Data records:
»»
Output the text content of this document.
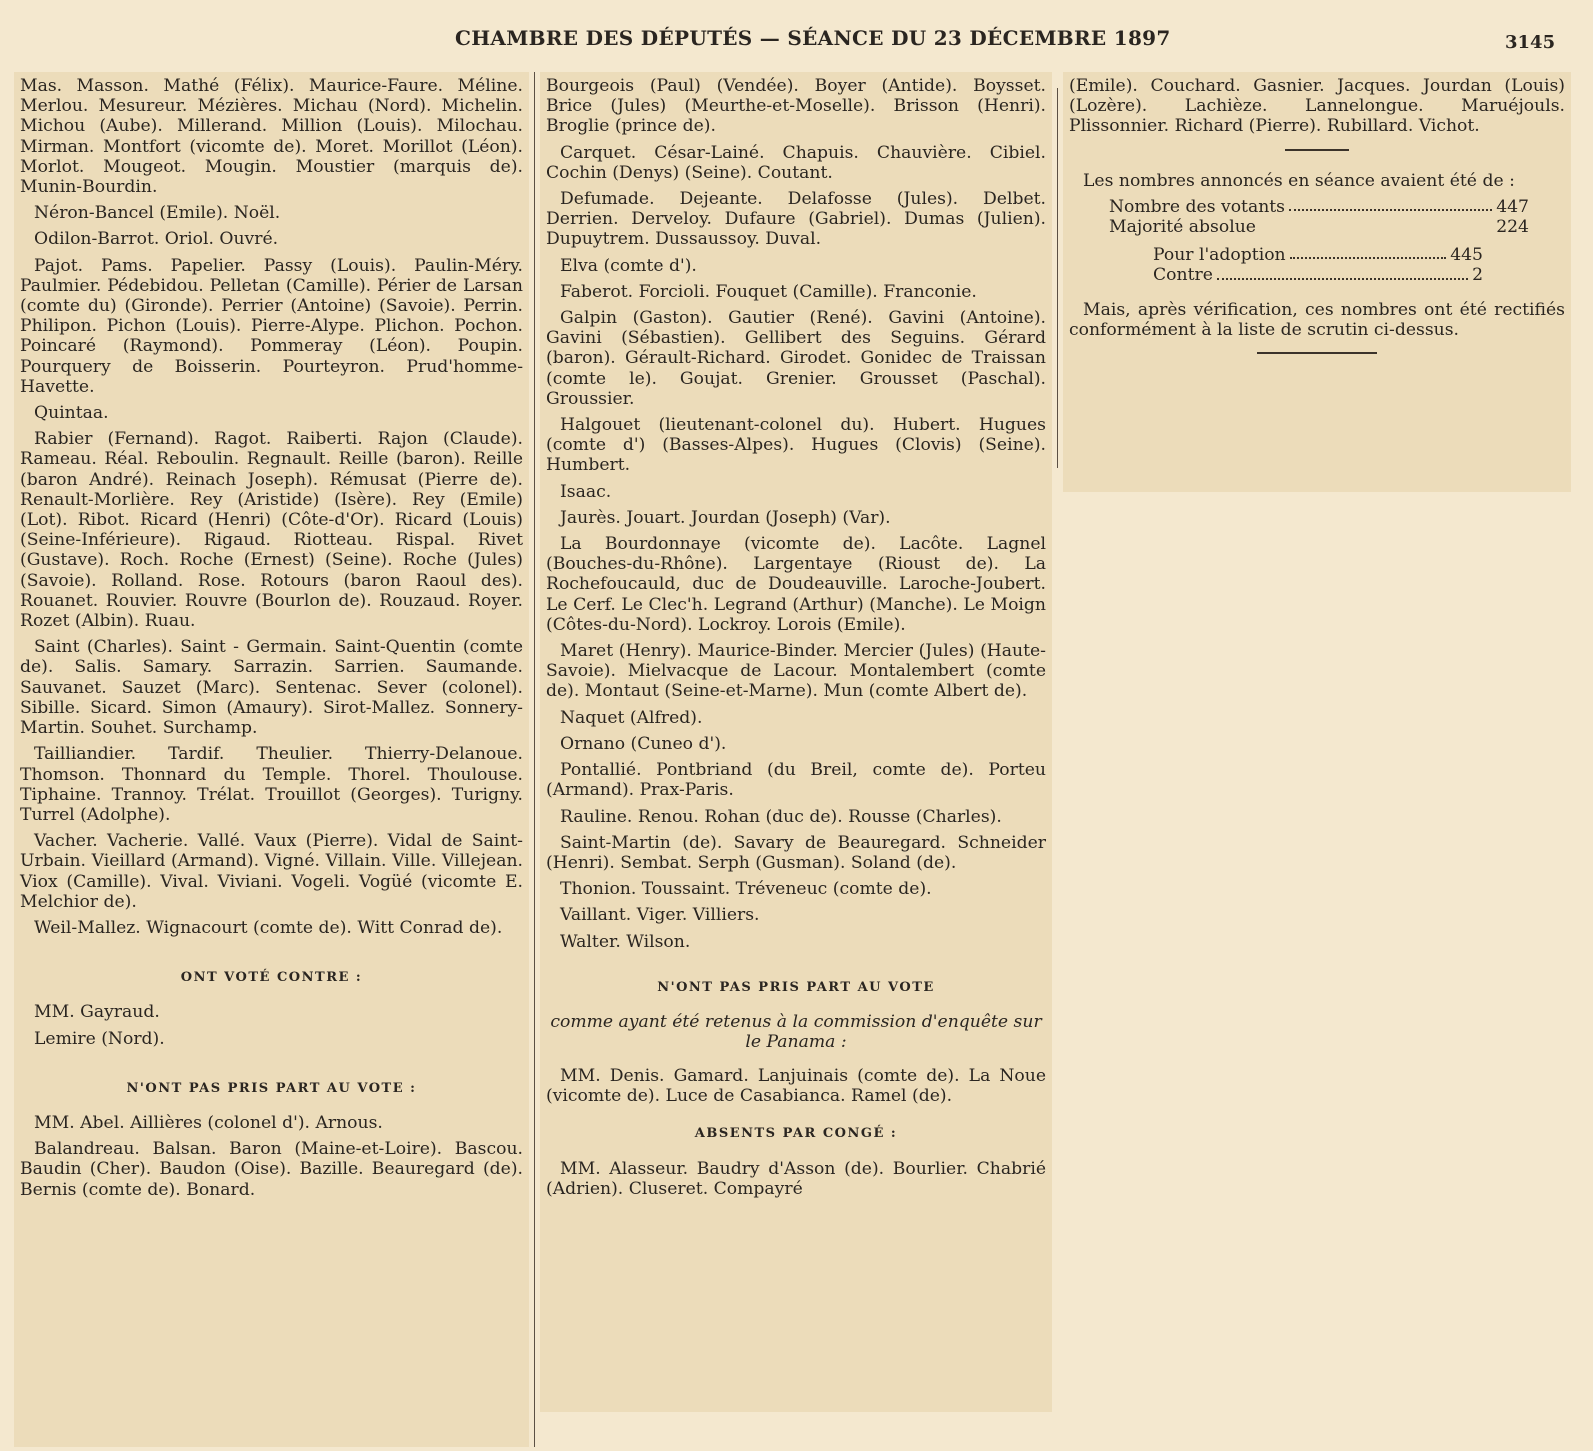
CHAMBRE DES DÉPUTÉS — SÉANCE DU 23 DÉCEMBRE 1897	3145

Mas. Masson. Mathé (Félix). Maurice-Faure. Méline. Merlou. Mesureur. Mézières. Michau (Nord). Michelin. Michou (Aube). Millerand. Million (Louis). Milochau. Mirman. Montfort (vicomte de). Moret. Morillot (Léon). Morlot. Mougeot. Mougin. Moustier (marquis de). Munin-Bourdin.

Néron-Bancel (Emile). Noël.

Odilon-Barrot. Oriol. Ouvré.

Pajot. Pams. Papelier. Passy (Louis). Paulin-Méry. Paulmier. Pédebidou. Pelletan (Camille). Périer de Larsan (comte du) (Gironde). Perrier (Antoine) (Savoie). Perrin. Philipon. Pichon (Louis). Pierre-Alype. Plichon. Pochon. Poincaré (Raymond). Pommeray (Léon). Poupin. Pourquery de Boisserin. Pourteyron. Prud'homme-Havette.

Quintaa.

Rabier (Fernand). Ragot. Raiberti. Rajon (Claude). Rameau. Réal. Reboulin. Regnault. Reille (baron). Reille (baron André). Reinach Joseph). Rémusat (Pierre de). Renault-Morlière. Rey (Aristide) (Isère). Rey (Emile) (Lot). Ribot. Ricard (Henri) (Côte-d'Or). Ricard (Louis) (Seine-Inférieure). Rigaud. Riotteau. Rispal. Rivet (Gustave). Roch. Roche (Ernest) (Seine). Roche (Jules) (Savoie). Rolland. Rose. Rotours (baron Raoul des). Rouanet. Rouvier. Rouvre (Bourlon de). Rouzaud. Royer. Rozet (Albin). Ruau.

Saint (Charles). Saint - Germain. Saint-Quentin (comte de). Salis. Samary. Sarrazin. Sarrien. Saumande. Sauvanet. Sauzet (Marc). Sentenac. Sever (colonel). Sibille. Sicard. Simon (Amaury). Sirot-Mallez. Sonnery-Martin. Souhet. Surchamp.

Tailliandier. Tardif. Theulier. Thierry-Delanoue. Thomson. Thonnard du Temple. Thorel. Thoulouse. Tiphaine. Trannoy. Trélat. Trouillot (Georges). Turigny. Turrel (Adolphe).

Vacher. Vacherie. Vallé. Vaux (Pierre). Vidal de Saint-Urbain. Vieillard (Armand). Vigné. Villain. Ville. Villejean. Viox (Camille). Vival. Viviani. Vogeli. Vogüé (vicomte E. Melchior de).

Weil-Mallez. Wignacourt (comte de). Witt Conrad de).

ONT VOTÉ CONTRE :

MM. Gayraud.

Lemire (Nord).

N'ONT PAS PRIS PART AU VOTE :

MM. Abel. Aillières (colonel d'). Arnous.

Balandreau. Balsan. Baron (Maine-et-Loire). Bascou. Baudin (Cher). Baudon (Oise). Bazille. Beauregard (de). Bernis (comte de). Bonard.

Bourgeois (Paul) (Vendée). Boyer (Antide). Boysset. Brice (Jules) (Meurthe-et-Moselle). Brisson (Henri). Broglie (prince de).

Carquet. César-Lainé. Chapuis. Chauvière. Cibiel. Cochin (Denys) (Seine). Coutant.

Defumade. Dejeante. Delafosse (Jules). Delbet. Derrien. Derveloy. Dufaure (Gabriel). Dumas (Julien). Dupuytrem. Dussaussoy. Duval.

Elva (comte d').

Faberot. Forcioli. Fouquet (Camille). Franconie.

Galpin (Gaston). Gautier (René). Gavini (Antoine). Gavini (Sébastien). Gellibert des Seguins. Gérard (baron). Gérault-Richard. Girodet. Gonidec de Traissan (comte le). Goujat. Grenier. Grousset (Paschal). Groussier.

Halgouet (lieutenant-colonel du). Hubert. Hugues (comte d') (Basses-Alpes). Hugues (Clovis) (Seine). Humbert.

Isaac.

Jaurès. Jouart. Jourdan (Joseph) (Var).

La Bourdonnaye (vicomte de). Lacôte. Lagnel (Bouches-du-Rhône). Largentaye (Rioust de). La Rochefoucauld, duc de Doudeauville. Laroche-Joubert. Le Cerf. Le Clec'h. Legrand (Arthur) (Manche). Le Moign (Côtes-du-Nord). Lockroy. Lorois (Emile).

Maret (Henry). Maurice-Binder. Mercier (Jules) (Haute-Savoie). Mielvacque de Lacour. Montalembert (comte de). Montaut (Seine-et-Marne). Mun (comte Albert de).

Naquet (Alfred).

Ornano (Cuneo d').

Pontallié. Pontbriand (du Breil, comte de). Porteu (Armand). Prax-Paris.

Rauline. Renou. Rohan (duc de). Rousse (Charles).

Saint-Martin (de). Savary de Beauregard. Schneider (Henri). Sembat. Serph (Gusman). Soland (de).

Thonion. Toussaint. Tréveneuc (comte de).

Vaillant. Viger. Villiers.

Walter. Wilson.

N'ONT PAS PRIS PART AU VOTE
comme ayant été retenus à la commission d'enquête sur le Panama :

MM. Denis. Gamard. Lanjuinais (comte de). La Noue (vicomte de). Luce de Casabianca. Ramel (de).

ABSENTS PAR CONGÉ :

MM. Alasseur. Baudry d'Asson (de). Bourlier. Chabrié (Adrien). Cluseret. Compayré

(Emile). Couchard. Gasnier. Jacques. Jourdan (Louis) (Lozère). Lachièze. Lannelongue. Maruéjouls. Plissonnier. Richard (Pierre). Rubillard. Vichot.

Les nombres annoncés en séance avaient été de :

Nombre des votants	447
Majorité absolue	224
Pour l'adoption	445
Contre	2

Mais, après vérification, ces nombres ont été rectifiés conformément à la liste de scrutin ci-dessus.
««
**INSTRUCTIONS FOR THE TASK:** Go through the listing above and write it all out exactly, leaving out any picture.

**CORRECT RESULT:**
Output the text content of this document.
CHAMBRE DES DÉPUTÉS — SÉANCE DU 23 DÉCEMBRE 1897	3145

Mas. Masson. Mathé (Félix). Maurice-Faure. Méline. Merlou. Mesureur. Mézières. Michau (Nord). Michelin. Michou (Aube). Millerand. Million (Louis). Milochau. Mirman. Montfort (vicomte de). Moret. Morillot (Léon). Morlot. Mougeot. Mougin. Moustier (marquis de). Munin-Bourdin.

Néron-Bancel (Emile). Noël.

Odilon-Barrot. Oriol. Ouvré.

Pajot. Pams. Papelier. Passy (Louis). Paulin-Méry. Paulmier. Pédebidou. Pelletan (Camille). Périer de Larsan (comte du) (Gironde). Perrier (Antoine) (Savoie). Perrin. Philipon. Pichon (Louis). Pierre-Alype. Plichon. Pochon. Poincaré (Raymond). Pommeray (Léon). Poupin. Pourquery de Boisserin. Pourteyron. Prud'homme-Havette.

Quintaa.

Rabier (Fernand). Ragot. Raiberti. Rajon (Claude). Rameau. Réal. Reboulin. Regnault. Reille (baron). Reille (baron André). Reinach Joseph). Rémusat (Pierre de). Renault-Morlière. Rey (Aristide) (Isère). Rey (Emile) (Lot). Ribot. Ricard (Henri) (Côte-d'Or). Ricard (Louis) (Seine-Inférieure). Rigaud. Riotteau. Rispal. Rivet (Gustave). Roch. Roche (Ernest) (Seine). Roche (Jules) (Savoie). Rolland. Rose. Rotours (baron Raoul des). Rouanet. Rouvier. Rouvre (Bourlon de). Rouzaud. Royer. Rozet (Albin). Ruau.

Saint (Charles). Saint - Germain. Saint-Quentin (comte de). Salis. Samary. Sarrazin. Sarrien. Saumande. Sauvanet. Sauzet (Marc). Sentenac. Sever (colonel). Sibille. Sicard. Simon (Amaury). Sirot-Mallez. Sonnery-Martin. Souhet. Surchamp.

Tailliandier. Tardif. Theulier. Thierry-Delanoue. Thomson. Thonnard du Temple. Thorel. Thoulouse. Tiphaine. Trannoy. Trélat. Trouillot (Georges). Turigny. Turrel (Adolphe).

Vacher. Vacherie. Vallé. Vaux (Pierre). Vidal de Saint-Urbain. Vieillard (Armand). Vigné. Villain. Ville. Villejean. Viox (Camille). Vival. Viviani. Vogeli. Vogüé (vicomte E. Melchior de).

Weil-Mallez. Wignacourt (comte de). Witt Conrad de).

ONT VOTÉ CONTRE :

MM. Gayraud.

Lemire (Nord).

N'ONT PAS PRIS PART AU VOTE :

MM. Abel. Aillières (colonel d'). Arnous.

Balandreau. Balsan. Baron (Maine-et-Loire). Bascou. Baudin (Cher). Baudon (Oise). Bazille. Beauregard (de). Bernis (comte de). Bonard.

Bourgeois (Paul) (Vendée). Boyer (Antide). Boysset. Brice (Jules) (Meurthe-et-Moselle). Brisson (Henri). Broglie (prince de).

Carquet. César-Lainé. Chapuis. Chauvière. Cibiel. Cochin (Denys) (Seine). Coutant.

Defumade. Dejeante. Delafosse (Jules). Delbet. Derrien. Derveloy. Dufaure (Gabriel). Dumas (Julien). Dupuytrem. Dussaussoy. Duval.

Elva (comte d').

Faberot. Forcioli. Fouquet (Camille). Franconie.

Galpin (Gaston). Gautier (René). Gavini (Antoine). Gavini (Sébastien). Gellibert des Seguins. Gérard (baron). Gérault-Richard. Girodet. Gonidec de Traissan (comte le). Goujat. Grenier. Grousset (Paschal). Groussier.

Halgouet (lieutenant-colonel du). Hubert. Hugues (comte d') (Basses-Alpes). Hugues (Clovis) (Seine). Humbert.

Isaac.

Jaurès. Jouart. Jourdan (Joseph) (Var).

La Bourdonnaye (vicomte de). Lacôte. Lagnel (Bouches-du-Rhône). Largentaye (Rioust de). La Rochefoucauld, duc de Doudeauville. Laroche-Joubert. Le Cerf. Le Clec'h. Legrand (Arthur) (Manche). Le Moign (Côtes-du-Nord). Lockroy. Lorois (Emile).

Maret (Henry). Maurice-Binder. Mercier (Jules) (Haute-Savoie). Mielvacque de Lacour. Montalembert (comte de). Montaut (Seine-et-Marne). Mun (comte Albert de).

Naquet (Alfred).

Ornano (Cuneo d').

Pontallié. Pontbriand (du Breil, comte de). Porteu (Armand). Prax-Paris.

Rauline. Renou. Rohan (duc de). Rousse (Charles).

Saint-Martin (de). Savary de Beauregard. Schneider (Henri). Sembat. Serph (Gusman). Soland (de).

Thonion. Toussaint. Tréveneuc (comte de).

Vaillant. Viger. Villiers.

Walter. Wilson.

N'ONT PAS PRIS PART AU VOTE
comme ayant été retenus à la commission d'enquête sur le Panama :

MM. Denis. Gamard. Lanjuinais (comte de). La Noue (vicomte de). Luce de Casabianca. Ramel (de).

ABSENTS PAR CONGÉ :

MM. Alasseur. Baudry d'Asson (de). Bourlier. Chabrié (Adrien). Cluseret. Compayré

(Emile). Couchard. Gasnier. Jacques. Jourdan (Louis) (Lozère). Lachièze. Lannelongue. Maruéjouls. Plissonnier. Richard (Pierre). Rubillard. Vichot.

Les nombres annoncés en séance avaient été de :

Nombre des votants	447
Majorité absolue	224
Pour l'adoption	445
Contre	2

Mais, après vérification, ces nombres ont été rectifiés conformément à la liste de scrutin ci-dessus.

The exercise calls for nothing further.